[Written task] Write every line out verbatim and omit the pictures.
----------
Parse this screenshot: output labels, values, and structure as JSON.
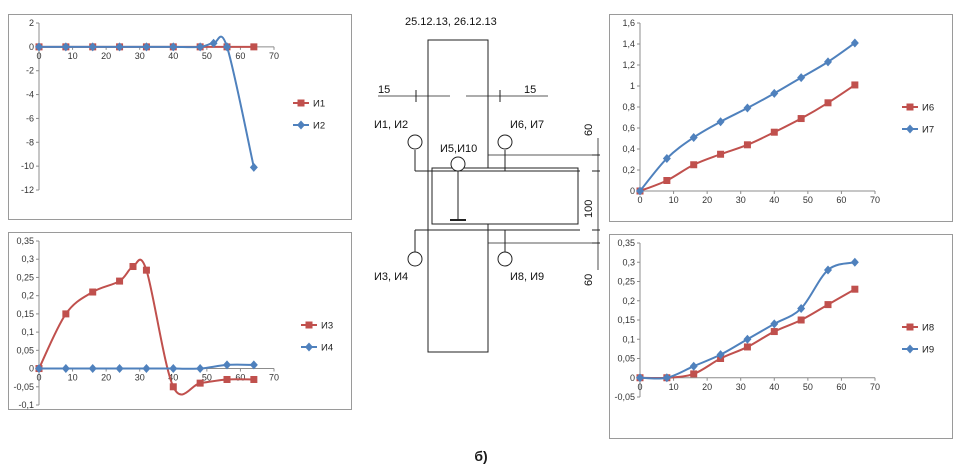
{
  "figure": {
    "caption": "б)"
  },
  "diagram": {
    "dates": "25.12.13, 26.12.13",
    "dim_left": "15",
    "dim_right": "15",
    "dim_top": "60",
    "dim_mid": "100",
    "dim_bottom": "60",
    "label_i1i2": "И1, И2",
    "label_i6i7": "И6, И7",
    "label_i5i10": "И5,И10",
    "label_i3i4": "И3, И4",
    "label_i8i9": "И8, И9"
  },
  "chart_data": [
    {
      "type": "line",
      "title": "",
      "xlim": [
        0,
        70
      ],
      "ylim": [
        -12,
        2
      ],
      "xticks": [
        0,
        10,
        20,
        30,
        40,
        50,
        60,
        70
      ],
      "yticks": [
        2,
        0,
        -2,
        -4,
        -6,
        -8,
        -10,
        -12
      ],
      "xaxis_at": 0,
      "legend": "right",
      "series": [
        {
          "name": "И1",
          "color": "#c0504d",
          "marker": "square",
          "x": [
            0,
            8,
            16,
            24,
            32,
            40,
            48,
            56,
            64
          ],
          "y": [
            0,
            0,
            0,
            0,
            0,
            0,
            0,
            0,
            0
          ]
        },
        {
          "name": "И2",
          "color": "#4f81bd",
          "marker": "diamond",
          "x": [
            0,
            8,
            16,
            24,
            32,
            40,
            48,
            52,
            56,
            64
          ],
          "y": [
            0,
            0,
            0,
            0,
            0,
            0,
            0,
            0.3,
            0,
            -10.1
          ]
        }
      ]
    },
    {
      "type": "line",
      "title": "",
      "xlim": [
        0,
        70
      ],
      "ylim": [
        -0.1,
        0.35
      ],
      "xticks": [
        0,
        10,
        20,
        30,
        40,
        50,
        60,
        70
      ],
      "yticks": [
        0.35,
        0.3,
        0.25,
        0.2,
        0.15,
        0.1,
        0.05,
        0,
        -0.05,
        -0.1
      ],
      "ytick_labels": [
        "0,35",
        "0,3",
        "0,25",
        "0,2",
        "0,15",
        "0,1",
        "0,05",
        "0",
        "-0,05",
        "-0,1"
      ],
      "xaxis_at": 0,
      "legend": "right",
      "series": [
        {
          "name": "И3",
          "color": "#c0504d",
          "marker": "square",
          "x": [
            0,
            8,
            16,
            24,
            28,
            32,
            40,
            48,
            56,
            64
          ],
          "y": [
            0,
            0.15,
            0.21,
            0.24,
            0.28,
            0.27,
            -0.05,
            -0.04,
            -0.03,
            -0.03
          ]
        },
        {
          "name": "И4",
          "color": "#4f81bd",
          "marker": "diamond",
          "x": [
            0,
            8,
            16,
            24,
            32,
            40,
            48,
            56,
            64
          ],
          "y": [
            0,
            0,
            0,
            0,
            0,
            0,
            0,
            0.01,
            0.01
          ]
        }
      ]
    },
    {
      "type": "line",
      "title": "",
      "xlim": [
        0,
        70
      ],
      "ylim": [
        0,
        1.6
      ],
      "xticks": [
        0,
        10,
        20,
        30,
        40,
        50,
        60,
        70
      ],
      "yticks": [
        1.6,
        1.4,
        1.2,
        1,
        0.8,
        0.6,
        0.4,
        0.2,
        0
      ],
      "ytick_labels": [
        "1,6",
        "1,4",
        "1,2",
        "1",
        "0,8",
        "0,6",
        "0,4",
        "0,2",
        "0"
      ],
      "xaxis_at": 0,
      "legend": "right",
      "series": [
        {
          "name": "И6",
          "color": "#c0504d",
          "marker": "square",
          "x": [
            0,
            8,
            16,
            24,
            32,
            40,
            48,
            56,
            64
          ],
          "y": [
            0,
            0.1,
            0.25,
            0.35,
            0.44,
            0.56,
            0.69,
            0.84,
            1.01
          ]
        },
        {
          "name": "И7",
          "color": "#4f81bd",
          "marker": "diamond",
          "x": [
            0,
            8,
            16,
            24,
            32,
            40,
            48,
            56,
            64
          ],
          "y": [
            0,
            0.31,
            0.51,
            0.66,
            0.79,
            0.93,
            1.08,
            1.23,
            1.41
          ]
        }
      ]
    },
    {
      "type": "line",
      "title": "",
      "xlim": [
        0,
        70
      ],
      "ylim": [
        -0.05,
        0.35
      ],
      "xticks": [
        0,
        10,
        20,
        30,
        40,
        50,
        60,
        70
      ],
      "yticks": [
        0.35,
        0.3,
        0.25,
        0.2,
        0.15,
        0.1,
        0.05,
        0,
        -0.05
      ],
      "ytick_labels": [
        "0,35",
        "0,3",
        "0,25",
        "0,2",
        "0,15",
        "0,1",
        "0,05",
        "0",
        "-0,05"
      ],
      "xaxis_at": 0,
      "legend": "right",
      "series": [
        {
          "name": "И8",
          "color": "#c0504d",
          "marker": "square",
          "x": [
            0,
            8,
            16,
            24,
            32,
            40,
            48,
            56,
            64
          ],
          "y": [
            0,
            0,
            0.01,
            0.05,
            0.08,
            0.12,
            0.15,
            0.19,
            0.23
          ]
        },
        {
          "name": "И9",
          "color": "#4f81bd",
          "marker": "diamond",
          "x": [
            0,
            8,
            16,
            24,
            32,
            40,
            48,
            56,
            64
          ],
          "y": [
            0,
            0,
            0.03,
            0.06,
            0.1,
            0.14,
            0.18,
            0.28,
            0.3
          ]
        }
      ]
    }
  ]
}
----------
[Written solution]
Parse this screenshot: output labels, values, and structure as JSON.
{
  "figure": {
    "caption": "б)"
  },
  "diagram": {
    "dates": "25.12.13, 26.12.13",
    "dim_left": "15",
    "dim_right": "15",
    "dim_top": "60",
    "dim_mid": "100",
    "dim_bottom": "60",
    "label_i1i2": "И1, И2",
    "label_i6i7": "И6, И7",
    "label_i5i10": "И5,И10",
    "label_i3i4": "И3, И4",
    "label_i8i9": "И8, И9"
  },
  "chart_data": [
    {
      "type": "line",
      "title": "",
      "xlim": [
        0,
        70
      ],
      "ylim": [
        -12,
        2
      ],
      "xticks": [
        0,
        10,
        20,
        30,
        40,
        50,
        60,
        70
      ],
      "yticks": [
        2,
        0,
        -2,
        -4,
        -6,
        -8,
        -10,
        -12
      ],
      "xaxis_at": 0,
      "legend": "right",
      "series": [
        {
          "name": "И1",
          "color": "#c0504d",
          "marker": "square",
          "x": [
            0,
            8,
            16,
            24,
            32,
            40,
            48,
            56,
            64
          ],
          "y": [
            0,
            0,
            0,
            0,
            0,
            0,
            0,
            0,
            0
          ]
        },
        {
          "name": "И2",
          "color": "#4f81bd",
          "marker": "diamond",
          "x": [
            0,
            8,
            16,
            24,
            32,
            40,
            48,
            52,
            56,
            64
          ],
          "y": [
            0,
            0,
            0,
            0,
            0,
            0,
            0,
            0.3,
            0,
            -10.1
          ]
        }
      ]
    },
    {
      "type": "line",
      "title": "",
      "xlim": [
        0,
        70
      ],
      "ylim": [
        -0.1,
        0.35
      ],
      "xticks": [
        0,
        10,
        20,
        30,
        40,
        50,
        60,
        70
      ],
      "yticks": [
        0.35,
        0.3,
        0.25,
        0.2,
        0.15,
        0.1,
        0.05,
        0,
        -0.05,
        -0.1
      ],
      "ytick_labels": [
        "0,35",
        "0,3",
        "0,25",
        "0,2",
        "0,15",
        "0,1",
        "0,05",
        "0",
        "-0,05",
        "-0,1"
      ],
      "xaxis_at": 0,
      "legend": "right",
      "series": [
        {
          "name": "И3",
          "color": "#c0504d",
          "marker": "square",
          "x": [
            0,
            8,
            16,
            24,
            28,
            32,
            40,
            48,
            56,
            64
          ],
          "y": [
            0,
            0.15,
            0.21,
            0.24,
            0.28,
            0.27,
            -0.05,
            -0.04,
            -0.03,
            -0.03
          ]
        },
        {
          "name": "И4",
          "color": "#4f81bd",
          "marker": "diamond",
          "x": [
            0,
            8,
            16,
            24,
            32,
            40,
            48,
            56,
            64
          ],
          "y": [
            0,
            0,
            0,
            0,
            0,
            0,
            0,
            0.01,
            0.01
          ]
        }
      ]
    },
    {
      "type": "line",
      "title": "",
      "xlim": [
        0,
        70
      ],
      "ylim": [
        0,
        1.6
      ],
      "xticks": [
        0,
        10,
        20,
        30,
        40,
        50,
        60,
        70
      ],
      "yticks": [
        1.6,
        1.4,
        1.2,
        1,
        0.8,
        0.6,
        0.4,
        0.2,
        0
      ],
      "ytick_labels": [
        "1,6",
        "1,4",
        "1,2",
        "1",
        "0,8",
        "0,6",
        "0,4",
        "0,2",
        "0"
      ],
      "xaxis_at": 0,
      "legend": "right",
      "series": [
        {
          "name": "И6",
          "color": "#c0504d",
          "marker": "square",
          "x": [
            0,
            8,
            16,
            24,
            32,
            40,
            48,
            56,
            64
          ],
          "y": [
            0,
            0.1,
            0.25,
            0.35,
            0.44,
            0.56,
            0.69,
            0.84,
            1.01
          ]
        },
        {
          "name": "И7",
          "color": "#4f81bd",
          "marker": "diamond",
          "x": [
            0,
            8,
            16,
            24,
            32,
            40,
            48,
            56,
            64
          ],
          "y": [
            0,
            0.31,
            0.51,
            0.66,
            0.79,
            0.93,
            1.08,
            1.23,
            1.41
          ]
        }
      ]
    },
    {
      "type": "line",
      "title": "",
      "xlim": [
        0,
        70
      ],
      "ylim": [
        -0.05,
        0.35
      ],
      "xticks": [
        0,
        10,
        20,
        30,
        40,
        50,
        60,
        70
      ],
      "yticks": [
        0.35,
        0.3,
        0.25,
        0.2,
        0.15,
        0.1,
        0.05,
        0,
        -0.05
      ],
      "ytick_labels": [
        "0,35",
        "0,3",
        "0,25",
        "0,2",
        "0,15",
        "0,1",
        "0,05",
        "0",
        "-0,05"
      ],
      "xaxis_at": 0,
      "legend": "right",
      "series": [
        {
          "name": "И8",
          "color": "#c0504d",
          "marker": "square",
          "x": [
            0,
            8,
            16,
            24,
            32,
            40,
            48,
            56,
            64
          ],
          "y": [
            0,
            0,
            0.01,
            0.05,
            0.08,
            0.12,
            0.15,
            0.19,
            0.23
          ]
        },
        {
          "name": "И9",
          "color": "#4f81bd",
          "marker": "diamond",
          "x": [
            0,
            8,
            16,
            24,
            32,
            40,
            48,
            56,
            64
          ],
          "y": [
            0,
            0,
            0.03,
            0.06,
            0.1,
            0.14,
            0.18,
            0.28,
            0.3
          ]
        }
      ]
    }
  ]
}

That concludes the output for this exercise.